Figure content listings
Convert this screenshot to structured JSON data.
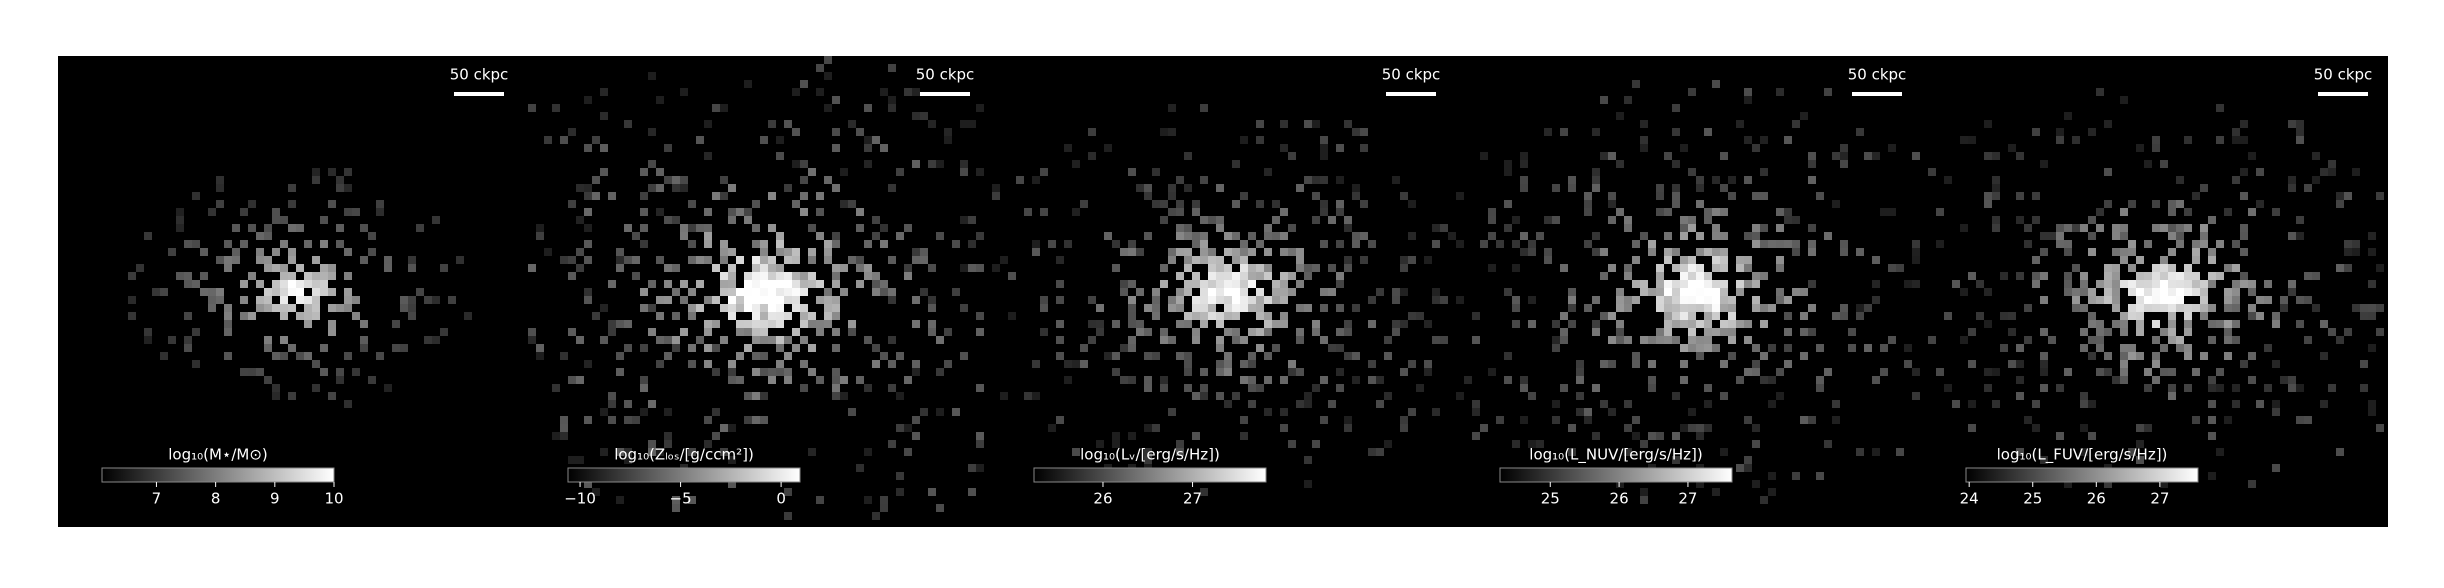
{
  "panels": [
    {
      "scale_label": "50 ckpc",
      "colorbar": {
        "label": "log₁₀(M⋆/M⊙)",
        "range": [
          6.08,
          10
        ],
        "ticks": [
          7,
          8,
          9,
          10
        ]
      }
    },
    {
      "scale_label": "50 ckpc",
      "colorbar": {
        "label": "log₁₀(Zₗₒₛ/[g/ccm²])",
        "range": [
          -10.6,
          0.94
        ],
        "ticks": [
          {
            "value": -10,
            "label": "−10"
          },
          {
            "value": -5,
            "label": "−5"
          },
          0
        ]
      }
    },
    {
      "scale_label": "50 ckpc",
      "colorbar": {
        "label": "log₁₀(Lᵥ/[erg/s/Hz])",
        "range": [
          25.23,
          27.82
        ],
        "ticks": [
          26,
          27
        ]
      }
    },
    {
      "scale_label": "50 ckpc",
      "colorbar": {
        "label": "log₁₀(L_NUV/[erg/s/Hz])",
        "range": [
          24.27,
          27.64
        ],
        "ticks": [
          25,
          26,
          27
        ]
      }
    },
    {
      "scale_label": "50 ckpc",
      "colorbar": {
        "label": "log₁₀(L_FUV/[erg/s/Hz])",
        "range": [
          23.95,
          27.6
        ],
        "ticks": [
          24,
          25,
          26,
          27
        ]
      }
    }
  ]
}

- **INSTRUCTION**
Write out the records above once more, word for word, with no pictures.

- **FINAL RESULT**
Convert this screenshot to structured JSON data.
{
  "panels": [
    {
      "scale_label": "50 ckpc",
      "colorbar": {
        "label": "log₁₀(M⋆/M⊙)",
        "range": [
          6.08,
          10
        ],
        "ticks": [
          7,
          8,
          9,
          10
        ]
      }
    },
    {
      "scale_label": "50 ckpc",
      "colorbar": {
        "label": "log₁₀(Zₗₒₛ/[g/ccm²])",
        "range": [
          -10.6,
          0.94
        ],
        "ticks": [
          {
            "value": -10,
            "label": "−10"
          },
          {
            "value": -5,
            "label": "−5"
          },
          0
        ]
      }
    },
    {
      "scale_label": "50 ckpc",
      "colorbar": {
        "label": "log₁₀(Lᵥ/[erg/s/Hz])",
        "range": [
          25.23,
          27.82
        ],
        "ticks": [
          26,
          27
        ]
      }
    },
    {
      "scale_label": "50 ckpc",
      "colorbar": {
        "label": "log₁₀(L_NUV/[erg/s/Hz])",
        "range": [
          24.27,
          27.64
        ],
        "ticks": [
          25,
          26,
          27
        ]
      }
    },
    {
      "scale_label": "50 ckpc",
      "colorbar": {
        "label": "log₁₀(L_FUV/[erg/s/Hz])",
        "range": [
          23.95,
          27.6
        ],
        "ticks": [
          24,
          25,
          26,
          27
        ]
      }
    }
  ]
}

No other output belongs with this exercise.